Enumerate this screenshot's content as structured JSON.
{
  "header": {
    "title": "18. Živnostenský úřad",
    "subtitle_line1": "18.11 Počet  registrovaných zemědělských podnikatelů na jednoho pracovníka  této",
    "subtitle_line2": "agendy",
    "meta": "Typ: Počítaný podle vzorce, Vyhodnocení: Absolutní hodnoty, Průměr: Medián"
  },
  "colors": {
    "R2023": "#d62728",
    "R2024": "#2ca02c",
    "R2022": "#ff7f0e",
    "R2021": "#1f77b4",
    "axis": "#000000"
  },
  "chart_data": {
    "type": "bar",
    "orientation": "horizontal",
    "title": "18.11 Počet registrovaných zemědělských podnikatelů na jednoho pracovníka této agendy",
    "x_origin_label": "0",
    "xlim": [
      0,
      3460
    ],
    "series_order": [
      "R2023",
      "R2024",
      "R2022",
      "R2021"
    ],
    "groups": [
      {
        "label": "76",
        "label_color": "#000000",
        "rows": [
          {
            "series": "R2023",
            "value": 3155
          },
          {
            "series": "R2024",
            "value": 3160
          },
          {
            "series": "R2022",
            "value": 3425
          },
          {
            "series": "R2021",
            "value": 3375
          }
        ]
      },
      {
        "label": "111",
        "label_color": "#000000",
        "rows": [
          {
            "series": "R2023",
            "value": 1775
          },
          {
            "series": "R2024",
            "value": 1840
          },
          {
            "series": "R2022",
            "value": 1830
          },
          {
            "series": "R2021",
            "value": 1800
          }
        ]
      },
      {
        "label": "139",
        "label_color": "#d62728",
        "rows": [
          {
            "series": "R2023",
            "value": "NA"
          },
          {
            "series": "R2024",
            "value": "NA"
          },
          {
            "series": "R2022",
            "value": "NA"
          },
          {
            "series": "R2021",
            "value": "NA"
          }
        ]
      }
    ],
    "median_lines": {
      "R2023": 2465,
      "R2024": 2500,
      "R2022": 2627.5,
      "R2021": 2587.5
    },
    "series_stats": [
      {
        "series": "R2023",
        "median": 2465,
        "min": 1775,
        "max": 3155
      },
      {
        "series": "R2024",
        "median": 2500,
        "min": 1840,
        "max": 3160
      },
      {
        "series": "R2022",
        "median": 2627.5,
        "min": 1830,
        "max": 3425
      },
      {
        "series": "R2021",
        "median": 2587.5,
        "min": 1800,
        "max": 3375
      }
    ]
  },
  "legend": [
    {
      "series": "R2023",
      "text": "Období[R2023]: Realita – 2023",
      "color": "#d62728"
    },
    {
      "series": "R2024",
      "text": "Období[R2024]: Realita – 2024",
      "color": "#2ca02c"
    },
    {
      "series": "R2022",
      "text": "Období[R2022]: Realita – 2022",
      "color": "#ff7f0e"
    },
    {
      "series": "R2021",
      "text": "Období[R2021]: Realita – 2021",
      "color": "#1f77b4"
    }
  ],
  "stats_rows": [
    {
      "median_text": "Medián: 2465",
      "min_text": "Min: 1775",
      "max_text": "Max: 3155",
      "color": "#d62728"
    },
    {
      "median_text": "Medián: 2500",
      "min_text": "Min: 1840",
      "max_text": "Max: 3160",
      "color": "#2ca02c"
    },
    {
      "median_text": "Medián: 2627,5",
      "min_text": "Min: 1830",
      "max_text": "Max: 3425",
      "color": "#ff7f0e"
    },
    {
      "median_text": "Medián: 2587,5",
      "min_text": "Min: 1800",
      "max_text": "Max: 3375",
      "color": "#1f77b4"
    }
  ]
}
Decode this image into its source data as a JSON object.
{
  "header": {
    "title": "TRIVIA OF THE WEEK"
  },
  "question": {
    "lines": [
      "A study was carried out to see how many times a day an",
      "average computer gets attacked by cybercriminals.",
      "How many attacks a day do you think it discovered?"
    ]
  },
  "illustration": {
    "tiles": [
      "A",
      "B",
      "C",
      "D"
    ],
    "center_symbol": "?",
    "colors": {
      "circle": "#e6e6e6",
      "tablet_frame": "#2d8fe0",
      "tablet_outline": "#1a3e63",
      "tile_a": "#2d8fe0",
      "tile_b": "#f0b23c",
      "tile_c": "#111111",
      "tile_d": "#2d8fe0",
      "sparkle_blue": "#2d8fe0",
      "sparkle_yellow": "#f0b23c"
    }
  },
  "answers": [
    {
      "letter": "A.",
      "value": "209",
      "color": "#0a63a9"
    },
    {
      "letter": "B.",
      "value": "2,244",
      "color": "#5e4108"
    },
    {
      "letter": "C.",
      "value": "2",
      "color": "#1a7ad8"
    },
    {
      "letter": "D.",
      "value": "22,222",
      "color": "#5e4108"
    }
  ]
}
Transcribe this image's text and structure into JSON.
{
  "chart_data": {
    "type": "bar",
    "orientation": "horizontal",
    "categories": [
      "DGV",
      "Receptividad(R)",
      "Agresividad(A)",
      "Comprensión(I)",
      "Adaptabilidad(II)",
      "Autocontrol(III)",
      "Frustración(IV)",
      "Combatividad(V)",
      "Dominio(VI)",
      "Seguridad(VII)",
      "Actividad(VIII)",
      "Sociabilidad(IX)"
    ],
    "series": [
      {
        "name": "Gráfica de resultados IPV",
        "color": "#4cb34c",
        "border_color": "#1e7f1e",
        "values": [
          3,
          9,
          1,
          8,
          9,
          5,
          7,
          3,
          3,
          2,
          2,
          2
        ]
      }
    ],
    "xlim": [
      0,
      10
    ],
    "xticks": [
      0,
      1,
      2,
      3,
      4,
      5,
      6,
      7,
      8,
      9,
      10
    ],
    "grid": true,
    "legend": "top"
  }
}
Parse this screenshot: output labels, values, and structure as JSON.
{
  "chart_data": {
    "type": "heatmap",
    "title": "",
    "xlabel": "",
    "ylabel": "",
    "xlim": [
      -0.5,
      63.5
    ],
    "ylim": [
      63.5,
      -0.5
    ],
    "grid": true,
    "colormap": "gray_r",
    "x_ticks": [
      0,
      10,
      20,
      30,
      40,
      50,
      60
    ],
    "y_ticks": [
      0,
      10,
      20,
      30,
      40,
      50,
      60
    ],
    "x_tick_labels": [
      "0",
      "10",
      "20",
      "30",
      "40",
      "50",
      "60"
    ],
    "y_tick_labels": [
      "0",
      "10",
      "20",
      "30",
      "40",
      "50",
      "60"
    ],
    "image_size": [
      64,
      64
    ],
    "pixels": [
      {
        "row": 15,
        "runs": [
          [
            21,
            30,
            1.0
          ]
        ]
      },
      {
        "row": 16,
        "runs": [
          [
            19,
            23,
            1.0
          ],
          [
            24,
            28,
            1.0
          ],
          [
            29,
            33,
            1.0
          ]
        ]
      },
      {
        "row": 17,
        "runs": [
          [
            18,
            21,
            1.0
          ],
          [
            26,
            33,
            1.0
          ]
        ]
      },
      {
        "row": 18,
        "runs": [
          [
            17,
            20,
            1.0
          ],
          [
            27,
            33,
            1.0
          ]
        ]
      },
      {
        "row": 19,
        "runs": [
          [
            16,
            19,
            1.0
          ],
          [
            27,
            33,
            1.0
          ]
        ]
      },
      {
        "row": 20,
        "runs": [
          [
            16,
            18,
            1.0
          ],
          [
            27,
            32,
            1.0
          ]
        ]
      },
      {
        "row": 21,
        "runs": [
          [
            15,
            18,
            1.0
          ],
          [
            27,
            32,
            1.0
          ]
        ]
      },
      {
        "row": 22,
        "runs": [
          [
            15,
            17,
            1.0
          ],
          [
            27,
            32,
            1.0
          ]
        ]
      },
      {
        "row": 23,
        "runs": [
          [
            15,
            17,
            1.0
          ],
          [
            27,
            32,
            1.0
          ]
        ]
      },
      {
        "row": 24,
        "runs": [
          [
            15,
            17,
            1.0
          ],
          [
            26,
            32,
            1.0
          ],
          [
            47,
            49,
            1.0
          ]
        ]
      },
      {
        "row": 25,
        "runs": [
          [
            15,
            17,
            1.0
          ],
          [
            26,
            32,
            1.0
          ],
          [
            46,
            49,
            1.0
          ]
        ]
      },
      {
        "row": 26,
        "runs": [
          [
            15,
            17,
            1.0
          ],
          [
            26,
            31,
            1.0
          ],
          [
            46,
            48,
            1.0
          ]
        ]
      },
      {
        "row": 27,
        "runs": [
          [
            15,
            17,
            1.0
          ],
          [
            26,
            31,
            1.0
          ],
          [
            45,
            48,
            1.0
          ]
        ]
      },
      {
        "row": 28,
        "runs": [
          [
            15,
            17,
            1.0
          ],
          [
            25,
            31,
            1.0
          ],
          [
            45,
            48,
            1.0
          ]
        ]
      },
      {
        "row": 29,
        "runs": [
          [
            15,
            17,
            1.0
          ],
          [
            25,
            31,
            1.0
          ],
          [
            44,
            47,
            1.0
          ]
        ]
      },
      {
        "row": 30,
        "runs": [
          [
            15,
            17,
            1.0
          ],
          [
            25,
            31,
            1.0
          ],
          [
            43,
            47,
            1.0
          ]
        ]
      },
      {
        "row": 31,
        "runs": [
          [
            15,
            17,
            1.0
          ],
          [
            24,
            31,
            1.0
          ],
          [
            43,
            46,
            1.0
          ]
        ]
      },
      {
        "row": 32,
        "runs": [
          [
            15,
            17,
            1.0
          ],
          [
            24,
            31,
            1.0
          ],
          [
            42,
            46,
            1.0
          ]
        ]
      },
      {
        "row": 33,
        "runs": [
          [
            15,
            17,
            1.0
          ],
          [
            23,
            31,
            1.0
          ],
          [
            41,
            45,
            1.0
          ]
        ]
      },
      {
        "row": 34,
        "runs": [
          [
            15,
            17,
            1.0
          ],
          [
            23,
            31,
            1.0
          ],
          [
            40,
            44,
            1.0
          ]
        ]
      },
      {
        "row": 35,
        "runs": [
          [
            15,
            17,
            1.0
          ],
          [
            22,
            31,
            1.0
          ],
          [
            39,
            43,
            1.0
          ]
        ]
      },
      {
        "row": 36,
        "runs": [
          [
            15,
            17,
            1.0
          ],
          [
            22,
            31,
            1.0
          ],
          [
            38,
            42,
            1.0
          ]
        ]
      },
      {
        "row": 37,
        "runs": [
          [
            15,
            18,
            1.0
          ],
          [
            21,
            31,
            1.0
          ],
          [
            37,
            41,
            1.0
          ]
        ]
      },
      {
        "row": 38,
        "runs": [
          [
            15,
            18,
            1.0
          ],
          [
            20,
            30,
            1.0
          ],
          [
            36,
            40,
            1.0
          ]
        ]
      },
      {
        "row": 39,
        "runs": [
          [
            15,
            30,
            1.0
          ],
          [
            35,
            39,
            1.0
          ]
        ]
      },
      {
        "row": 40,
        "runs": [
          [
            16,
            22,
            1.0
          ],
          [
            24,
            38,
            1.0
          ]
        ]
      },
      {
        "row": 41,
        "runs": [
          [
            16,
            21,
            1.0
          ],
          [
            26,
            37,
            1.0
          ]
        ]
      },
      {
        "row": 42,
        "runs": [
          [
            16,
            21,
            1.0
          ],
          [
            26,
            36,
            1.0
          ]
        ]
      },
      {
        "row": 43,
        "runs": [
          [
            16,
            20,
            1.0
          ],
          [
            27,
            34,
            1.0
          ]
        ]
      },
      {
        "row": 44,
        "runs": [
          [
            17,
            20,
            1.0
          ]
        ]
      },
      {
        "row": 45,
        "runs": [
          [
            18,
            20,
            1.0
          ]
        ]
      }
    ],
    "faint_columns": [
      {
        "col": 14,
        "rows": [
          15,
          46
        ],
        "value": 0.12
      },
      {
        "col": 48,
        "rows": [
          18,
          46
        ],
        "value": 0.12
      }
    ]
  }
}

----------------------------------------

Find the lines holding "Medián" and list every one.

### EXPECTED ANSWER
    "meta": "Typ: Počítaný podle vzorce, Vyhodnocení: Absolutní hodnoty, Průměr: Medián"
      "median_text": "Medián: 2465",
      "median_text": "Medián: 2500",
      "median_text": "Medián: 2627,5",
      "median_text": "Medián: 2587,5",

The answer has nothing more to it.